>> START TASK INPUT

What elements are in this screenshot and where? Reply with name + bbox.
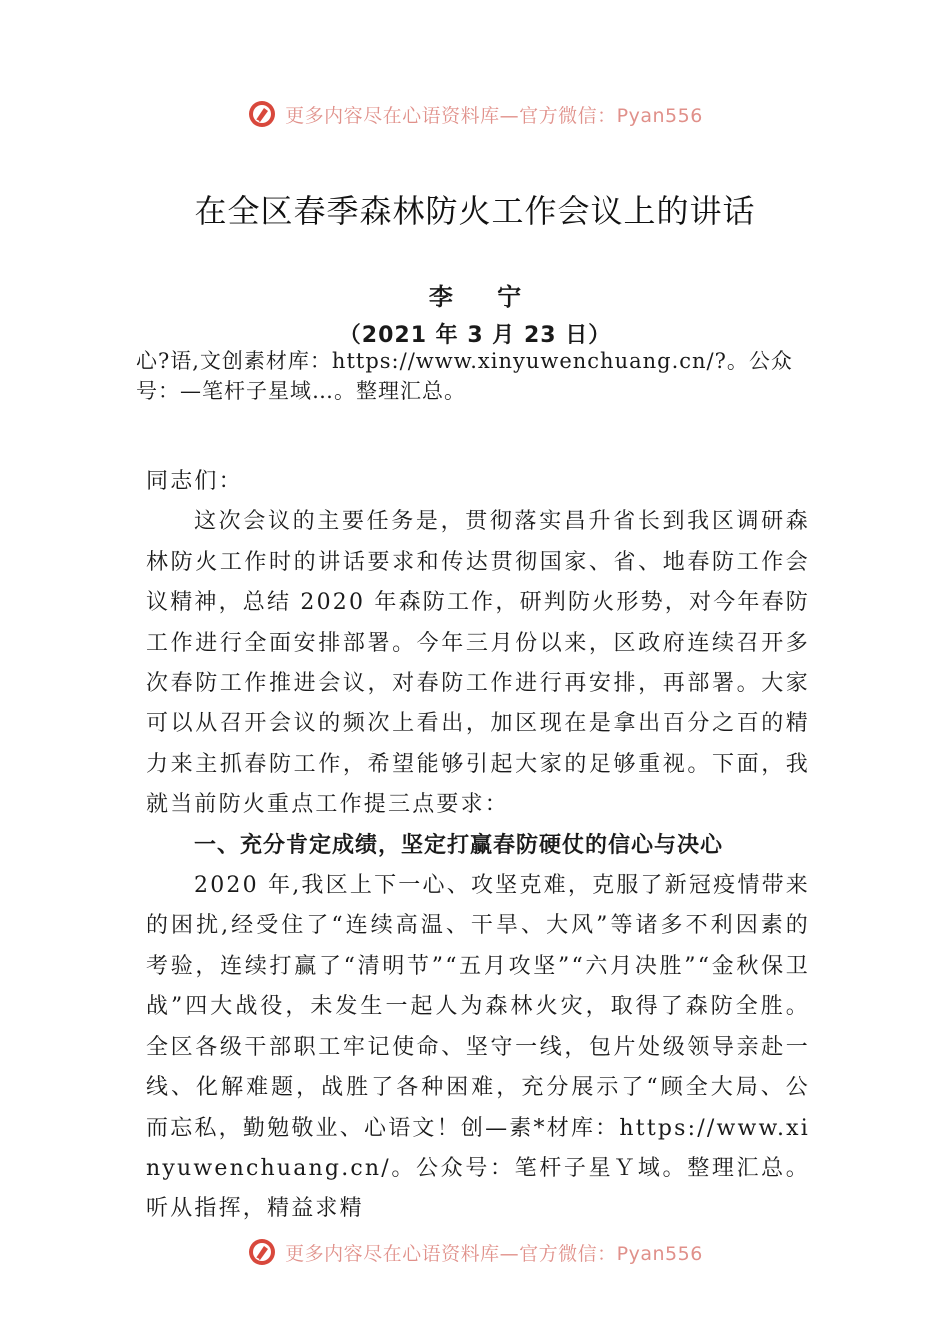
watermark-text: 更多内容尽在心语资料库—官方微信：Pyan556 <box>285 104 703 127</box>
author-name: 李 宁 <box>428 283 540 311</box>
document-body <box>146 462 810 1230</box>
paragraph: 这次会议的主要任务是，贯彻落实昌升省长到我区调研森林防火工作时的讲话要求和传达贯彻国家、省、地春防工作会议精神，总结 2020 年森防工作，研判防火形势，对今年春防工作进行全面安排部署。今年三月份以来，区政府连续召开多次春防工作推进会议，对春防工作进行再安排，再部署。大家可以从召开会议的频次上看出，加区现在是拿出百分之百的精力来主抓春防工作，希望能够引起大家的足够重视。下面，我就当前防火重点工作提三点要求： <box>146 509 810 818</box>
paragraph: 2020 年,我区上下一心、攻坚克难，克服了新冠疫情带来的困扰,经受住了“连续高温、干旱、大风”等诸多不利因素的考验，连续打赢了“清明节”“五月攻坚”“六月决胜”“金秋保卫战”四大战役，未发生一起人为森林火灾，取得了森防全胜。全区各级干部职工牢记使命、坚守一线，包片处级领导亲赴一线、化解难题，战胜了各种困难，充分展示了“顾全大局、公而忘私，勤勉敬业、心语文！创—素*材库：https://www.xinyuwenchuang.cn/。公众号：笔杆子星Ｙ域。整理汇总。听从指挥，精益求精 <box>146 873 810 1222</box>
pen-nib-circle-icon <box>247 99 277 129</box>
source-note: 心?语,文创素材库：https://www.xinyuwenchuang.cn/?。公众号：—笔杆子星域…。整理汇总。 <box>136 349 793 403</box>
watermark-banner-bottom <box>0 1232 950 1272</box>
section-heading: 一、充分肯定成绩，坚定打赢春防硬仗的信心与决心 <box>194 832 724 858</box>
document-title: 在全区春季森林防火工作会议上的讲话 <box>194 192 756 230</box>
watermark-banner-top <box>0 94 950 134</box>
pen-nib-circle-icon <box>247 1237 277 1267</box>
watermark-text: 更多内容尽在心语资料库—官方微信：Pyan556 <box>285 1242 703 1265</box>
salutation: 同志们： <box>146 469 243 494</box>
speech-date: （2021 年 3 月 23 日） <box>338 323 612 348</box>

>> END TASK INPUT

### OBJECTIVE
Please put the data lines from the one holding "watermark-text: 更多内容尽在心语资料库—官方微信：Pyan556 <box>285 104" through the one holding "document-body <box>146 462 810 1230</box>", both included, into a Markdown table with the columns Number and Text, one row per line, skipping blank lines.

### EXERCISE RESPONSE
| Number | Text |
|---|---|
| 1 | watermark-text: 更多内容尽在心语资料库—官方微信：Pyan556 <box>285 104 703 127</box> |
| 2 | author-name: 李 宁 <box>428 283 540 311</box> |
| 3 | document-body <box>146 462 810 1230</box> |